::: MATERIAL TO PROCESS

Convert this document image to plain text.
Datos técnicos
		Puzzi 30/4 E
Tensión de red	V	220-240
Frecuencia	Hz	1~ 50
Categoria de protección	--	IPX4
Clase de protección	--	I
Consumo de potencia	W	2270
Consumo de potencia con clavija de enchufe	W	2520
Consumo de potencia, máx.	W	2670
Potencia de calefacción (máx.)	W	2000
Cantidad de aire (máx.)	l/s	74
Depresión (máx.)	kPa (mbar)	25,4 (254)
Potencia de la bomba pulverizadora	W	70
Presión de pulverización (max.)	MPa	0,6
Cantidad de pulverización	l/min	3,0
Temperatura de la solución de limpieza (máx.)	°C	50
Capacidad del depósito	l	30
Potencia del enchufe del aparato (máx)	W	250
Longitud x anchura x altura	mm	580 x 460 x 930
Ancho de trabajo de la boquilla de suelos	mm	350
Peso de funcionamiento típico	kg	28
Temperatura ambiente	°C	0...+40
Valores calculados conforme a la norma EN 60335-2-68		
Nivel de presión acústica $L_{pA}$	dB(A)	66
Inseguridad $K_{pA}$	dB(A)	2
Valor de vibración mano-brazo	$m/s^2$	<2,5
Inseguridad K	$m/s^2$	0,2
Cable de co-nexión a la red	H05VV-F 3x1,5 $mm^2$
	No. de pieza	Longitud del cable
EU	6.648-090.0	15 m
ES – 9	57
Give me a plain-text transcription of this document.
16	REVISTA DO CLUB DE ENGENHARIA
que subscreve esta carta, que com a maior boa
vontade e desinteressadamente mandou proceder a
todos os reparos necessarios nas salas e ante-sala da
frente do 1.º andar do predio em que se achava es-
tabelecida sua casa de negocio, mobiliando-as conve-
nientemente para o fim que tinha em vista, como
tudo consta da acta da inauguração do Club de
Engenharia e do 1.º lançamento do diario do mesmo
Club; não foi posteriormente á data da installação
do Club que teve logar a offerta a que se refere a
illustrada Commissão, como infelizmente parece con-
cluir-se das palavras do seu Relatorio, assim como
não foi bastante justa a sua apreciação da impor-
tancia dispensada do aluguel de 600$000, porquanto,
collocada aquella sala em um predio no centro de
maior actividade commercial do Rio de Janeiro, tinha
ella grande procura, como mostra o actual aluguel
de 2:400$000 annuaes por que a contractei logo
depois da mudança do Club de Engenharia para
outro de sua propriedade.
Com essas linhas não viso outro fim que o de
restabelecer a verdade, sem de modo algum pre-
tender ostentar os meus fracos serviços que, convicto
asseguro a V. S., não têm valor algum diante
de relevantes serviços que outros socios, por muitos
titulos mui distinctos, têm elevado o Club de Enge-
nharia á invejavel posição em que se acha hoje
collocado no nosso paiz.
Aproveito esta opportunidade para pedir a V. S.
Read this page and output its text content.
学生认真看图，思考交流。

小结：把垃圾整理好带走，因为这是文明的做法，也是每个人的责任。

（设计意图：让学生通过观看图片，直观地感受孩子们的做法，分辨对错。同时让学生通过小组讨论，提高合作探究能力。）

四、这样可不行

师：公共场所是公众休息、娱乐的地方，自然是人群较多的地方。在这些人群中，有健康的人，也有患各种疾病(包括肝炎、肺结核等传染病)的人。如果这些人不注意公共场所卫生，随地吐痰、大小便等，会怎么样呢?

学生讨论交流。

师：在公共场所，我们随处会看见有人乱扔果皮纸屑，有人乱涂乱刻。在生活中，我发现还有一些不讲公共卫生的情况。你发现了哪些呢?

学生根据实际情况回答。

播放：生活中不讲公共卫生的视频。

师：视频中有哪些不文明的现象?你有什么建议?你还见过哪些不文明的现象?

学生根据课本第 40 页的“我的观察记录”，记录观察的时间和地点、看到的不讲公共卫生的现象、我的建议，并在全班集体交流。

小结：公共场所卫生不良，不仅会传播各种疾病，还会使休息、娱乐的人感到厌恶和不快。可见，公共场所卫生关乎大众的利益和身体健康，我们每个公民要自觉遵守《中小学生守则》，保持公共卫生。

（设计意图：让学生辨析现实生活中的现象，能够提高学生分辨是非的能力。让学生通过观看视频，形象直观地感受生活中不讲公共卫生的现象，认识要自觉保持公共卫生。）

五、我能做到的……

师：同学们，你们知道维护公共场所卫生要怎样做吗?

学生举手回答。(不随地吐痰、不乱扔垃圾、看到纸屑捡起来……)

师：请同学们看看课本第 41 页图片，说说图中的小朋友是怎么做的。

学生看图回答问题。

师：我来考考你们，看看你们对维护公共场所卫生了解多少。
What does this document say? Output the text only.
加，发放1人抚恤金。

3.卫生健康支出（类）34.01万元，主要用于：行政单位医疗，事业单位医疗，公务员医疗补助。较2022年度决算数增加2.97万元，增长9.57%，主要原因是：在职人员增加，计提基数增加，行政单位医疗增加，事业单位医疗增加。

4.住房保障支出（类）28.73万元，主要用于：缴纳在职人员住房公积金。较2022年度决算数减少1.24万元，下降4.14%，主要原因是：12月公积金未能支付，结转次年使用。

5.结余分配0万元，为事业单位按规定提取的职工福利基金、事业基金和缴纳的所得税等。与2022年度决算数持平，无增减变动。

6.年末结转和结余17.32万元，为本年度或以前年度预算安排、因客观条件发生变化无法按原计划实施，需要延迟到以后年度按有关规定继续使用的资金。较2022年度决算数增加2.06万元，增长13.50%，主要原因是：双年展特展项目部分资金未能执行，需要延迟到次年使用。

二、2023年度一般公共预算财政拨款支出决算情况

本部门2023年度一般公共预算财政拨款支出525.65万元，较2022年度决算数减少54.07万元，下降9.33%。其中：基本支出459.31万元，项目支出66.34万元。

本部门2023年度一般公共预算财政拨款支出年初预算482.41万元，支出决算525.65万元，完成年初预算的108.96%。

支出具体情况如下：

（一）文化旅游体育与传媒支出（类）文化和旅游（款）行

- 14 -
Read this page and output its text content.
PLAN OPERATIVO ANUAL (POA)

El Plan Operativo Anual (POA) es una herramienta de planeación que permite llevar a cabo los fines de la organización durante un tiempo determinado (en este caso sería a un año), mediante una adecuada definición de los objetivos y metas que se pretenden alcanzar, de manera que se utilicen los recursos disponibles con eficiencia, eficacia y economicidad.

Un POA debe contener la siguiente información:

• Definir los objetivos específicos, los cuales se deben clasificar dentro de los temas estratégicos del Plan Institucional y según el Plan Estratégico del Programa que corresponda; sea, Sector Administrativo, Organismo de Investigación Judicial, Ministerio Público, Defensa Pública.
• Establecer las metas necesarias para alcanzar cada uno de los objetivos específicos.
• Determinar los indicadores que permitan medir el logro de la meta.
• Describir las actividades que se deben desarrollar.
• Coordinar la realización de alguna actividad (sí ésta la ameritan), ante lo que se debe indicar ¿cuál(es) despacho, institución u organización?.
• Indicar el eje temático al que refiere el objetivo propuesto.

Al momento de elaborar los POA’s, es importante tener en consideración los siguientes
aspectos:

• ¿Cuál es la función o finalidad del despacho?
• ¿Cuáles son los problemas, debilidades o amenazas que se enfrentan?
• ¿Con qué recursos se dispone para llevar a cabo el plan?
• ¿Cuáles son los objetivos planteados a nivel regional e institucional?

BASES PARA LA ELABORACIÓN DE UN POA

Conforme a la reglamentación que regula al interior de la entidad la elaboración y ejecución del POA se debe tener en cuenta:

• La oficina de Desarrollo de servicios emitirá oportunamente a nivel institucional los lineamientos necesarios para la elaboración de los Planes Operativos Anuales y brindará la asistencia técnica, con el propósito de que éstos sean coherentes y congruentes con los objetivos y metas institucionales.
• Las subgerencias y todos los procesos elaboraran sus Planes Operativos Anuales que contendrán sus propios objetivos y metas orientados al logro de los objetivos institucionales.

::::::

EXERCISE GOAL
Select all lines in the listing above where the word "logro" appears, and show them.

SOLVED EXERCISE
• Determinar los indicadores que permitan medir el logro de la meta.
• Las subgerencias y todos los procesos elaboraran sus Planes Operativos Anuales que contendrán sus propios objetivos y metas orientados al logro de los objetivos institucionales.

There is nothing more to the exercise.